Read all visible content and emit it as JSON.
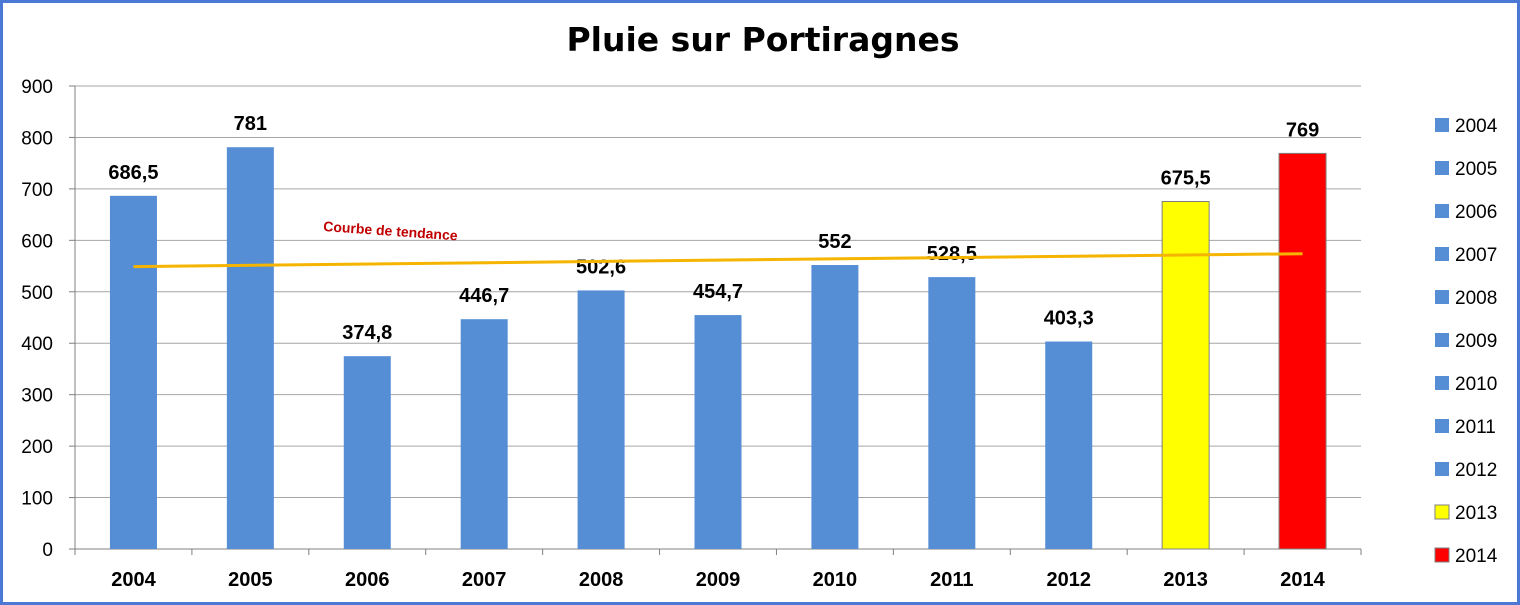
{
  "chart_data": {
    "type": "bar",
    "title": "Pluie sur Portiragnes",
    "categories": [
      "2004",
      "2005",
      "2006",
      "2007",
      "2008",
      "2009",
      "2010",
      "2011",
      "2012",
      "2013",
      "2014"
    ],
    "values": [
      686.5,
      781,
      374.8,
      446.7,
      502.6,
      454.7,
      552,
      528.5,
      403.3,
      675.5,
      769
    ],
    "value_labels": [
      "686,5",
      "781",
      "374,8",
      "446,7",
      "502,6",
      "454,7",
      "552",
      "528,5",
      "403,3",
      "675,5",
      "769"
    ],
    "colors": [
      "#558ed5",
      "#558ed5",
      "#558ed5",
      "#558ed5",
      "#558ed5",
      "#558ed5",
      "#558ed5",
      "#558ed5",
      "#558ed5",
      "#ffff00",
      "#ff0000"
    ],
    "ylim": [
      0,
      900
    ],
    "yticks": [
      0,
      100,
      200,
      300,
      400,
      500,
      600,
      700,
      800,
      900
    ],
    "grid": true,
    "legend": {
      "placement": "right",
      "entries": [
        "2004",
        "2005",
        "2006",
        "2007",
        "2008",
        "2009",
        "2010",
        "2011",
        "2012",
        "2013",
        "2014"
      ]
    },
    "trendline": {
      "label": "Courbe de tendance",
      "color": "#f5b400",
      "start_value": 549,
      "end_value": 574
    },
    "xlabel": "",
    "ylabel": ""
  }
}
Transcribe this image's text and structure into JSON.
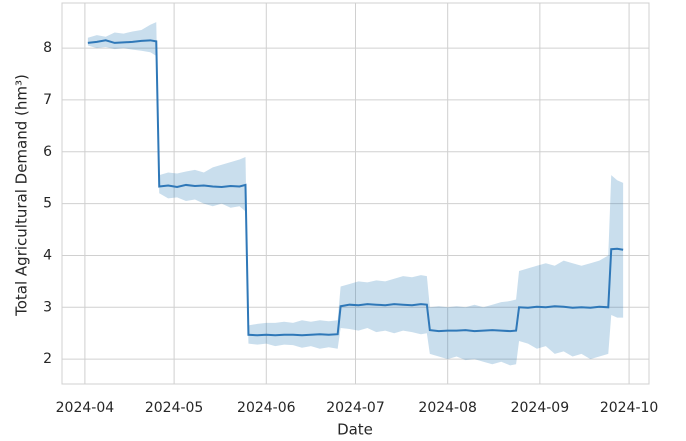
{
  "chart_data": {
    "type": "line",
    "xlabel": "Date",
    "ylabel": "Total Agricultural Demand (hm³)",
    "x": [
      1,
      4,
      7,
      10,
      13,
      16,
      19,
      22,
      24,
      25,
      28,
      31,
      34,
      37,
      40,
      43,
      46,
      49,
      52,
      54,
      55,
      58,
      61,
      64,
      67,
      70,
      73,
      76,
      79,
      82,
      85,
      86,
      89,
      92,
      95,
      98,
      101,
      104,
      107,
      110,
      113,
      115,
      116,
      119,
      122,
      125,
      128,
      131,
      134,
      137,
      140,
      143,
      145,
      146,
      149,
      152,
      155,
      158,
      161,
      164,
      167,
      170,
      173,
      176,
      177,
      179,
      181
    ],
    "values": [
      8.1,
      8.12,
      8.15,
      8.1,
      8.11,
      8.12,
      8.14,
      8.15,
      8.13,
      5.33,
      5.35,
      5.32,
      5.36,
      5.34,
      5.35,
      5.33,
      5.32,
      5.34,
      5.33,
      5.36,
      2.47,
      2.46,
      2.47,
      2.46,
      2.47,
      2.47,
      2.46,
      2.47,
      2.48,
      2.47,
      2.48,
      3.02,
      3.05,
      3.04,
      3.06,
      3.05,
      3.04,
      3.06,
      3.05,
      3.04,
      3.06,
      3.05,
      2.56,
      2.54,
      2.55,
      2.55,
      2.56,
      2.54,
      2.55,
      2.56,
      2.55,
      2.54,
      2.55,
      3.0,
      2.99,
      3.01,
      3.0,
      3.02,
      3.01,
      2.99,
      3.0,
      2.99,
      3.01,
      3.0,
      4.12,
      4.13,
      4.11
    ],
    "lower": [
      8.05,
      8.0,
      8.02,
      7.98,
      8.0,
      7.97,
      7.95,
      7.92,
      7.85,
      5.2,
      5.1,
      5.12,
      5.05,
      5.08,
      5.0,
      4.95,
      5.0,
      4.92,
      4.95,
      4.85,
      2.3,
      2.28,
      2.3,
      2.25,
      2.28,
      2.27,
      2.22,
      2.25,
      2.2,
      2.23,
      2.2,
      2.6,
      2.58,
      2.55,
      2.6,
      2.52,
      2.55,
      2.5,
      2.55,
      2.52,
      2.48,
      2.5,
      2.1,
      2.05,
      2.0,
      2.05,
      1.98,
      2.0,
      1.95,
      1.9,
      1.95,
      1.88,
      1.9,
      2.35,
      2.3,
      2.2,
      2.25,
      2.1,
      2.15,
      2.05,
      2.1,
      2.0,
      2.05,
      2.1,
      2.85,
      2.8,
      2.8
    ],
    "upper": [
      8.2,
      8.25,
      8.22,
      8.3,
      8.28,
      8.32,
      8.35,
      8.45,
      8.5,
      5.55,
      5.6,
      5.58,
      5.62,
      5.65,
      5.6,
      5.7,
      5.75,
      5.8,
      5.85,
      5.9,
      2.65,
      2.68,
      2.7,
      2.7,
      2.72,
      2.7,
      2.75,
      2.72,
      2.75,
      2.73,
      2.75,
      3.4,
      3.45,
      3.5,
      3.48,
      3.52,
      3.5,
      3.55,
      3.6,
      3.58,
      3.62,
      3.6,
      3.0,
      3.02,
      3.0,
      3.02,
      3.0,
      3.05,
      3.0,
      3.05,
      3.1,
      3.12,
      3.15,
      3.7,
      3.75,
      3.8,
      3.85,
      3.8,
      3.9,
      3.85,
      3.8,
      3.85,
      3.9,
      4.0,
      5.55,
      5.45,
      5.4
    ],
    "color": "#2f78b8",
    "band_color": "#1f77b4",
    "xlim": [
      -7.7,
      189.7
    ],
    "xticks": [
      {
        "value": 0,
        "label": "2024-04"
      },
      {
        "value": 30,
        "label": "2024-05"
      },
      {
        "value": 61,
        "label": "2024-06"
      },
      {
        "value": 91,
        "label": "2024-07"
      },
      {
        "value": 122,
        "label": "2024-08"
      },
      {
        "value": 153,
        "label": "2024-09"
      },
      {
        "value": 183,
        "label": "2024-10"
      }
    ],
    "ylim": [
      1.52,
      8.87
    ],
    "yticks": [
      2,
      3,
      4,
      5,
      6,
      7,
      8
    ],
    "grid": true
  }
}
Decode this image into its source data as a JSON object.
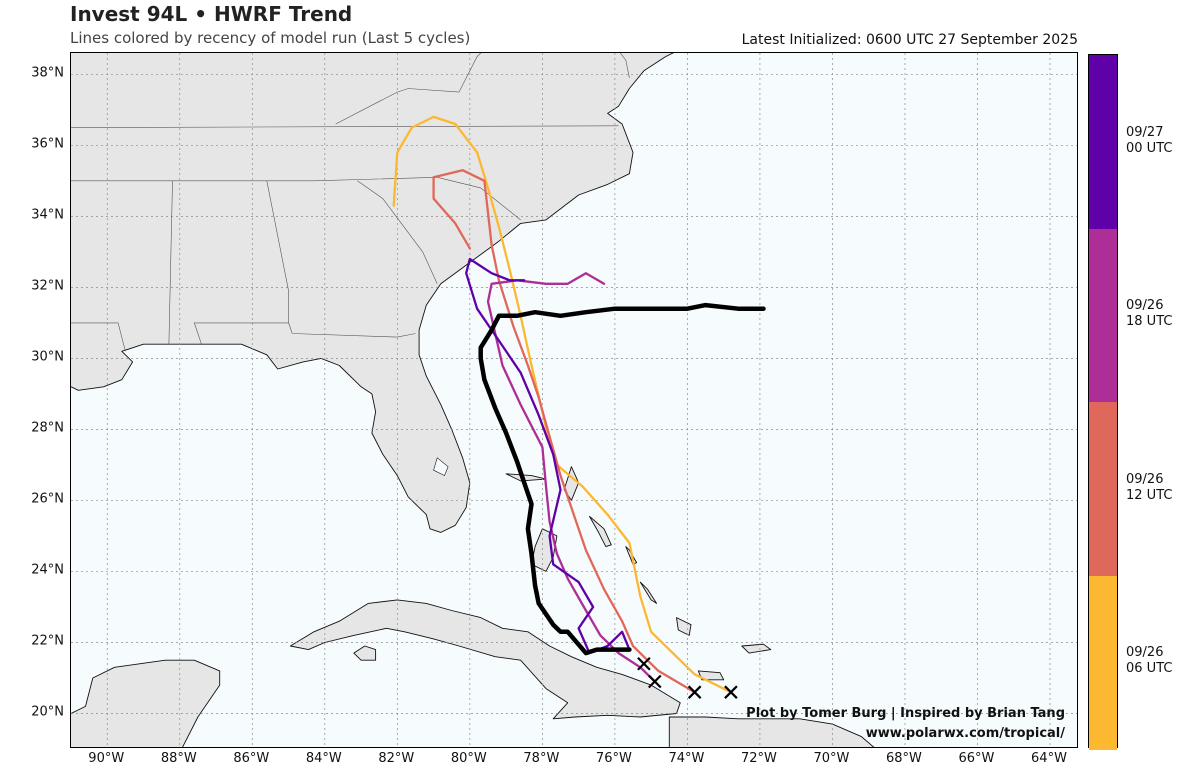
{
  "title": "Invest 94L • HWRF Trend",
  "subtitle": "Lines colored by recency of model run (Last 5 cycles)",
  "initialized": "Latest Initialized: 0600 UTC 27 September 2025",
  "credit_line1": "Plot by Tomer Burg | Inspired by Brian Tang",
  "credit_line2": "www.polarwx.com/tropical/",
  "map": {
    "lon_range": [
      -91.0,
      -63.2
    ],
    "lat_range": [
      19.0,
      38.6
    ],
    "lat_ticks": [
      "20°N",
      "22°N",
      "24°N",
      "26°N",
      "28°N",
      "30°N",
      "32°N",
      "34°N",
      "36°N",
      "38°N"
    ],
    "lon_ticks": [
      "90°W",
      "88°W",
      "86°W",
      "84°W",
      "82°W",
      "80°W",
      "78°W",
      "76°W",
      "74°W",
      "72°W",
      "70°W",
      "68°W",
      "66°W",
      "64°W"
    ],
    "land_color": "#e6e6e6",
    "ocean_color": "#f6fbfd"
  },
  "colorbar": [
    {
      "label_line1": "09/27",
      "label_line2": "00 UTC",
      "color": "#6000a8"
    },
    {
      "label_line1": "09/26",
      "label_line2": "18 UTC",
      "color": "#ad2e96"
    },
    {
      "label_line1": "09/26",
      "label_line2": "12 UTC",
      "color": "#e0685a"
    },
    {
      "label_line1": "09/26",
      "label_line2": "06 UTC",
      "color": "#fbb830"
    }
  ],
  "tracks": [
    {
      "cycle": "09/26 06 UTC",
      "color": "#fbb830",
      "points": [
        [
          -72.8,
          20.6
        ],
        [
          -73.8,
          21.1
        ],
        [
          -74.3,
          21.6
        ],
        [
          -75.0,
          22.3
        ],
        [
          -75.3,
          23.3
        ],
        [
          -75.6,
          24.8
        ],
        [
          -76.2,
          25.6
        ],
        [
          -76.9,
          26.4
        ],
        [
          -77.6,
          27.0
        ],
        [
          -77.8,
          27.6
        ],
        [
          -78.0,
          28.5
        ],
        [
          -78.3,
          29.8
        ],
        [
          -78.6,
          31.2
        ],
        [
          -78.9,
          32.5
        ],
        [
          -79.2,
          33.7
        ],
        [
          -79.5,
          34.8
        ],
        [
          -79.8,
          35.8
        ],
        [
          -80.4,
          36.6
        ],
        [
          -81.0,
          36.8
        ],
        [
          -81.6,
          36.5
        ],
        [
          -82.0,
          35.8
        ],
        [
          -82.1,
          34.3
        ]
      ]
    },
    {
      "cycle": "09/26 12 UTC",
      "color": "#e0685a",
      "points": [
        [
          -73.8,
          20.6
        ],
        [
          -74.8,
          21.2
        ],
        [
          -75.5,
          21.9
        ],
        [
          -75.8,
          22.6
        ],
        [
          -76.3,
          23.5
        ],
        [
          -76.8,
          24.6
        ],
        [
          -77.1,
          25.5
        ],
        [
          -77.5,
          26.7
        ],
        [
          -77.8,
          27.8
        ],
        [
          -78.1,
          28.9
        ],
        [
          -78.4,
          29.8
        ],
        [
          -78.8,
          30.9
        ],
        [
          -79.2,
          32.2
        ],
        [
          -79.4,
          33.2
        ],
        [
          -79.5,
          34.1
        ],
        [
          -79.6,
          35.0
        ],
        [
          -80.2,
          35.3
        ],
        [
          -80.6,
          35.2
        ],
        [
          -81.0,
          35.1
        ],
        [
          -81.0,
          34.5
        ],
        [
          -80.4,
          33.8
        ],
        [
          -80.0,
          33.1
        ]
      ]
    },
    {
      "cycle": "09/26 18 UTC",
      "color": "#ad2e96",
      "points": [
        [
          -74.9,
          20.9
        ],
        [
          -75.3,
          21.3
        ],
        [
          -75.9,
          21.7
        ],
        [
          -76.4,
          22.2
        ],
        [
          -76.8,
          22.9
        ],
        [
          -77.3,
          23.8
        ],
        [
          -77.6,
          24.5
        ],
        [
          -77.8,
          25.4
        ],
        [
          -77.9,
          26.4
        ],
        [
          -78.0,
          27.5
        ],
        [
          -78.6,
          28.7
        ],
        [
          -79.1,
          29.8
        ],
        [
          -79.3,
          30.7
        ],
        [
          -79.5,
          31.6
        ],
        [
          -79.4,
          32.1
        ],
        [
          -78.7,
          32.2
        ],
        [
          -77.9,
          32.1
        ],
        [
          -77.3,
          32.1
        ],
        [
          -76.8,
          32.4
        ],
        [
          -76.3,
          32.1
        ]
      ]
    },
    {
      "cycle": "09/27 00 UTC",
      "color": "#6000a8",
      "points": [
        [
          -75.6,
          21.8
        ],
        [
          -75.8,
          22.3
        ],
        [
          -76.2,
          21.9
        ],
        [
          -76.7,
          21.7
        ],
        [
          -77.0,
          22.4
        ],
        [
          -76.6,
          23.0
        ],
        [
          -77.0,
          23.7
        ],
        [
          -77.7,
          24.2
        ],
        [
          -77.8,
          25.0
        ],
        [
          -77.5,
          26.3
        ],
        [
          -77.7,
          27.3
        ],
        [
          -78.1,
          28.4
        ],
        [
          -78.6,
          29.6
        ],
        [
          -79.2,
          30.5
        ],
        [
          -79.8,
          31.4
        ],
        [
          -80.1,
          32.4
        ],
        [
          -80.0,
          32.8
        ],
        [
          -79.4,
          32.4
        ],
        [
          -78.9,
          32.2
        ],
        [
          -78.5,
          32.2
        ]
      ]
    },
    {
      "cycle": "09/27 06 UTC",
      "color": "#000000",
      "points": [
        [
          -75.6,
          21.8
        ],
        [
          -76.5,
          21.8
        ],
        [
          -76.8,
          21.7
        ],
        [
          -77.3,
          22.3
        ],
        [
          -77.5,
          22.3
        ],
        [
          -77.7,
          22.5
        ],
        [
          -78.1,
          23.1
        ],
        [
          -78.2,
          23.6
        ],
        [
          -78.3,
          24.5
        ],
        [
          -78.4,
          25.2
        ],
        [
          -78.3,
          25.9
        ],
        [
          -78.5,
          26.5
        ],
        [
          -78.7,
          27.1
        ],
        [
          -79.0,
          27.9
        ],
        [
          -79.3,
          28.6
        ],
        [
          -79.6,
          29.4
        ],
        [
          -79.7,
          30.0
        ],
        [
          -79.7,
          30.3
        ],
        [
          -79.4,
          30.8
        ],
        [
          -79.2,
          31.2
        ],
        [
          -78.7,
          31.2
        ],
        [
          -78.2,
          31.3
        ],
        [
          -77.5,
          31.2
        ],
        [
          -76.8,
          31.3
        ],
        [
          -76.0,
          31.4
        ],
        [
          -75.0,
          31.4
        ],
        [
          -74.0,
          31.4
        ],
        [
          -73.5,
          31.5
        ],
        [
          -72.6,
          31.4
        ],
        [
          -71.9,
          31.4
        ]
      ]
    }
  ],
  "start_markers": [
    [
      -75.2,
      21.4
    ],
    [
      -74.9,
      20.9
    ],
    [
      -73.8,
      20.6
    ],
    [
      -72.8,
      20.6
    ]
  ]
}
================
→ **TASK DESCRIPTION**: Of all the lines in the listing above, how many include "this"? Write only the number.

→ **RESULT**: 2